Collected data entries
+-------+
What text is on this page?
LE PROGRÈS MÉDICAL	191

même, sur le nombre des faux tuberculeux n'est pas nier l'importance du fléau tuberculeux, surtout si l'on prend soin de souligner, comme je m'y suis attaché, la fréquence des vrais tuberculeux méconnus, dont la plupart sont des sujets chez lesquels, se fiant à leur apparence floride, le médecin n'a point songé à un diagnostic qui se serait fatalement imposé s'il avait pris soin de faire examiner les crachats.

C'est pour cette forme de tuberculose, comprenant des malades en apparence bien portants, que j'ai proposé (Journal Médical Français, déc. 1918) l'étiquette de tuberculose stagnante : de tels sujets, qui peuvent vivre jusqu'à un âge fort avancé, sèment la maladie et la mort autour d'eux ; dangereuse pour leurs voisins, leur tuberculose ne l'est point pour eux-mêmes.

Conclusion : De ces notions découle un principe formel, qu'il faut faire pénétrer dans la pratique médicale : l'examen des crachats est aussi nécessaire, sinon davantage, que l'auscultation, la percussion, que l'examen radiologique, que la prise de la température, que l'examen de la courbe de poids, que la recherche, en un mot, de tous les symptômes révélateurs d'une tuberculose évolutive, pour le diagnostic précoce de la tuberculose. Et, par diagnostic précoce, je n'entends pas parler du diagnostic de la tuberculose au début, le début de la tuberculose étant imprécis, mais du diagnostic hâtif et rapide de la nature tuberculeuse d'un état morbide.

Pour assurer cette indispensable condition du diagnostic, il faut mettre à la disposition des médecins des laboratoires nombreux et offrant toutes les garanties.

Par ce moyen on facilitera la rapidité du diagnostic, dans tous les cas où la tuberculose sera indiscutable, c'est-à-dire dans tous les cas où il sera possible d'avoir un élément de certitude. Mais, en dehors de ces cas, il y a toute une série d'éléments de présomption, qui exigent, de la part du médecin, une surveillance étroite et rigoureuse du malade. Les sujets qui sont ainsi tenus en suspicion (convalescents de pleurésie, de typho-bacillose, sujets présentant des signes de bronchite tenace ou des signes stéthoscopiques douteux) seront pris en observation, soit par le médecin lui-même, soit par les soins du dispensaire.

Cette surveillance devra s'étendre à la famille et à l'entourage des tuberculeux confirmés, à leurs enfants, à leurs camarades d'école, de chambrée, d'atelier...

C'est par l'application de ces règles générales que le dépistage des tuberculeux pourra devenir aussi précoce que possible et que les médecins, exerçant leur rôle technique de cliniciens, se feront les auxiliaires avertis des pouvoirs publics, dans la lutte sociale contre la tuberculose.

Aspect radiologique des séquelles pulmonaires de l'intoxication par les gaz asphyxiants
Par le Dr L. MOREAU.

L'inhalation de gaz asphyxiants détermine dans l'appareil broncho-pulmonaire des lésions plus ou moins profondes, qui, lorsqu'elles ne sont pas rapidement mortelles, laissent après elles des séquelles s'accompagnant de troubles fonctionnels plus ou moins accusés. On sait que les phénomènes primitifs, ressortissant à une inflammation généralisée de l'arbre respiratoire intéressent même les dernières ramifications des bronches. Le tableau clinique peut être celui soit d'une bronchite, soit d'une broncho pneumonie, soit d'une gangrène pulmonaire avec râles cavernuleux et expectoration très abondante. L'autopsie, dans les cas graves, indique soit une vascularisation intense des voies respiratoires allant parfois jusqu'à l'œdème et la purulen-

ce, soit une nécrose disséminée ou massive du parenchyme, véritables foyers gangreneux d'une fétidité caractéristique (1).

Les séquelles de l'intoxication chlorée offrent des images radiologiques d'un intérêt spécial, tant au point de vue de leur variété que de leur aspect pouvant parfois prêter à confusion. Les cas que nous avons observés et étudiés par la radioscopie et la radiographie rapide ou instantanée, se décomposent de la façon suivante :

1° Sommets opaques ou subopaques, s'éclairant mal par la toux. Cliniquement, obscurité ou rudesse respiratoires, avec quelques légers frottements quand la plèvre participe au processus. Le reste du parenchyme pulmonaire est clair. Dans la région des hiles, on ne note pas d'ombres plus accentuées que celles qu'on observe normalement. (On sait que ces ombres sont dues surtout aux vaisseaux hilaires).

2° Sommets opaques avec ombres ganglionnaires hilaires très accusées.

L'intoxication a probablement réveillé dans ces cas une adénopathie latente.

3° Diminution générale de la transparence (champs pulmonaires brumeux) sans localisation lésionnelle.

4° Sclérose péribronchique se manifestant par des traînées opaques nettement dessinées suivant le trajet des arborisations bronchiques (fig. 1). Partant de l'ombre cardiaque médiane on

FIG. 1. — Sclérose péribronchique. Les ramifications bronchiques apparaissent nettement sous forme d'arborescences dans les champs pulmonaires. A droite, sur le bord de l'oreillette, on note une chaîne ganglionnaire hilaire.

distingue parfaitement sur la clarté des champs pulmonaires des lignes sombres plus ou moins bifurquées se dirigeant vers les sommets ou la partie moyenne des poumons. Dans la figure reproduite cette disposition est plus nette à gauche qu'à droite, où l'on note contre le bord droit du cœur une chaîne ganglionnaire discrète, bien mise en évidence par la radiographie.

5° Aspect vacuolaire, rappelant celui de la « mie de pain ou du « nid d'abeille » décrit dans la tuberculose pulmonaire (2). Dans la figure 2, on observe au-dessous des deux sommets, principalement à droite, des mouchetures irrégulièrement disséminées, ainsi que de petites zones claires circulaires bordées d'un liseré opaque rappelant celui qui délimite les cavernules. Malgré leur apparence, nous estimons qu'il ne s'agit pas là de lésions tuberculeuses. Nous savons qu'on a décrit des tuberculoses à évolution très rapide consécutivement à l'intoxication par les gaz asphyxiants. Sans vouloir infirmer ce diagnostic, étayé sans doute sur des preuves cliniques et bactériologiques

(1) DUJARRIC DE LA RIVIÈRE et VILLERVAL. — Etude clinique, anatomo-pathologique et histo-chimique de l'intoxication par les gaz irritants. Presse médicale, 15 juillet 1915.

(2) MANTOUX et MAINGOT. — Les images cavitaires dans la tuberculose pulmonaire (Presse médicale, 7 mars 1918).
+-------+
Set problem
Copy out every line holding the string "surveillance".

Result below
Par ce moyen on facilitera la rapidité du diagnostic, dans tous les cas où la tuberculose sera indiscutable, c'est-à-dire dans tous les cas où il sera possible d'avoir un élément de certitude. Mais, en dehors de ces cas, il y a toute une série d'éléments de présomption, qui exigent, de la part du médecin, une surveillance étroite et rigoureuse du malade. Les sujets qui sont ainsi tenus en suspicion (convalescents de pleurésie, de typho-bacillose, sujets présentant des signes de bronchite tenace ou des signes stéthoscopiques douteux) seront pris en observation, soit par le médecin lui-même, soit par les soins du dispensaire.
Cette surveillance devra s'étendre à la famille et à l'entourage des tuberculeux confirmés, à leurs enfants, à leurs camarades d'école, de chambrée, d'atelier...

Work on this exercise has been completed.